DATASET ROWS:

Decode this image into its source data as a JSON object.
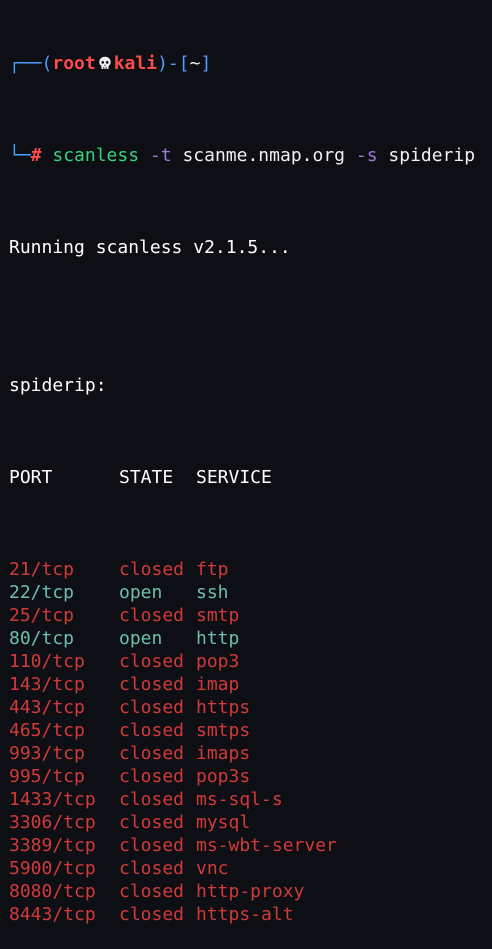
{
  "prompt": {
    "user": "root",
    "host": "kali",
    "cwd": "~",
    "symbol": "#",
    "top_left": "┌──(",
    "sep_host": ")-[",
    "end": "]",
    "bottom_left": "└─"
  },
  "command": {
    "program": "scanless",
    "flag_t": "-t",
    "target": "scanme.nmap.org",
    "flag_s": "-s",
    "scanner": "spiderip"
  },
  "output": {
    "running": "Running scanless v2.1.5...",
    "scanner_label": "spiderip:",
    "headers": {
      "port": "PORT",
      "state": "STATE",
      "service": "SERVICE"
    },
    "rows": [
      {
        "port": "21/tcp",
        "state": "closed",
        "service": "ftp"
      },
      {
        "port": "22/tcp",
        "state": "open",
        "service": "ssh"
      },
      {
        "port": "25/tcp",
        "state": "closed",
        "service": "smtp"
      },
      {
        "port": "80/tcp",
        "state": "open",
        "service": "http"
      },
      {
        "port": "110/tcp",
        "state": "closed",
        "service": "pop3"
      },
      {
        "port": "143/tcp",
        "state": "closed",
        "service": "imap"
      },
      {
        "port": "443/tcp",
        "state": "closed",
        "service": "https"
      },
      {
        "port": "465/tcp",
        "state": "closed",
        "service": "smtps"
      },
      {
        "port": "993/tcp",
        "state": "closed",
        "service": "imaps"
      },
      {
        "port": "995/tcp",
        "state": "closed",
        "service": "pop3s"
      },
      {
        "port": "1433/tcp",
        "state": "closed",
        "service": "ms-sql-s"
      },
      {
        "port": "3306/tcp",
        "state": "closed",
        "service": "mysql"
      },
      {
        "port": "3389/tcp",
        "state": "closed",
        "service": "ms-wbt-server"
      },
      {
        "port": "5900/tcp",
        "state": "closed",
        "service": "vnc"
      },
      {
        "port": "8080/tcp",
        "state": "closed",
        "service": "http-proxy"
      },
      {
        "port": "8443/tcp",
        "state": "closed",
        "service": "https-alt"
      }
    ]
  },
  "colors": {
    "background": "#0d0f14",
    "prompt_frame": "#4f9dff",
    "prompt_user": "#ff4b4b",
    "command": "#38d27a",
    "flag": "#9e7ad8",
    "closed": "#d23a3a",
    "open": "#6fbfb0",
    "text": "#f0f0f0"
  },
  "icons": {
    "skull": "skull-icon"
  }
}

JOB: Return the listing above word for word, with the pictures removed.

EXERCISE ANSWER:
Decode this image into its source data as a JSON object.
{
  "prompt": {
    "user": "root",
    "host": "kali",
    "cwd": "~",
    "symbol": "#",
    "top_left": "┌──(",
    "sep_host": ")-[",
    "end": "]",
    "bottom_left": "└─"
  },
  "command": {
    "program": "scanless",
    "flag_t": "-t",
    "target": "scanme.nmap.org",
    "flag_s": "-s",
    "scanner": "spiderip"
  },
  "output": {
    "running": "Running scanless v2.1.5...",
    "scanner_label": "spiderip:",
    "headers": {
      "port": "PORT",
      "state": "STATE",
      "service": "SERVICE"
    },
    "rows": [
      {
        "port": "21/tcp",
        "state": "closed",
        "service": "ftp"
      },
      {
        "port": "22/tcp",
        "state": "open",
        "service": "ssh"
      },
      {
        "port": "25/tcp",
        "state": "closed",
        "service": "smtp"
      },
      {
        "port": "80/tcp",
        "state": "open",
        "service": "http"
      },
      {
        "port": "110/tcp",
        "state": "closed",
        "service": "pop3"
      },
      {
        "port": "143/tcp",
        "state": "closed",
        "service": "imap"
      },
      {
        "port": "443/tcp",
        "state": "closed",
        "service": "https"
      },
      {
        "port": "465/tcp",
        "state": "closed",
        "service": "smtps"
      },
      {
        "port": "993/tcp",
        "state": "closed",
        "service": "imaps"
      },
      {
        "port": "995/tcp",
        "state": "closed",
        "service": "pop3s"
      },
      {
        "port": "1433/tcp",
        "state": "closed",
        "service": "ms-sql-s"
      },
      {
        "port": "3306/tcp",
        "state": "closed",
        "service": "mysql"
      },
      {
        "port": "3389/tcp",
        "state": "closed",
        "service": "ms-wbt-server"
      },
      {
        "port": "5900/tcp",
        "state": "closed",
        "service": "vnc"
      },
      {
        "port": "8080/tcp",
        "state": "closed",
        "service": "http-proxy"
      },
      {
        "port": "8443/tcp",
        "state": "closed",
        "service": "https-alt"
      }
    ]
  },
  "colors": {
    "background": "#0d0f14",
    "prompt_frame": "#4f9dff",
    "prompt_user": "#ff4b4b",
    "command": "#38d27a",
    "flag": "#9e7ad8",
    "closed": "#d23a3a",
    "open": "#6fbfb0",
    "text": "#f0f0f0"
  },
  "icons": {
    "skull": "skull-icon"
  }
}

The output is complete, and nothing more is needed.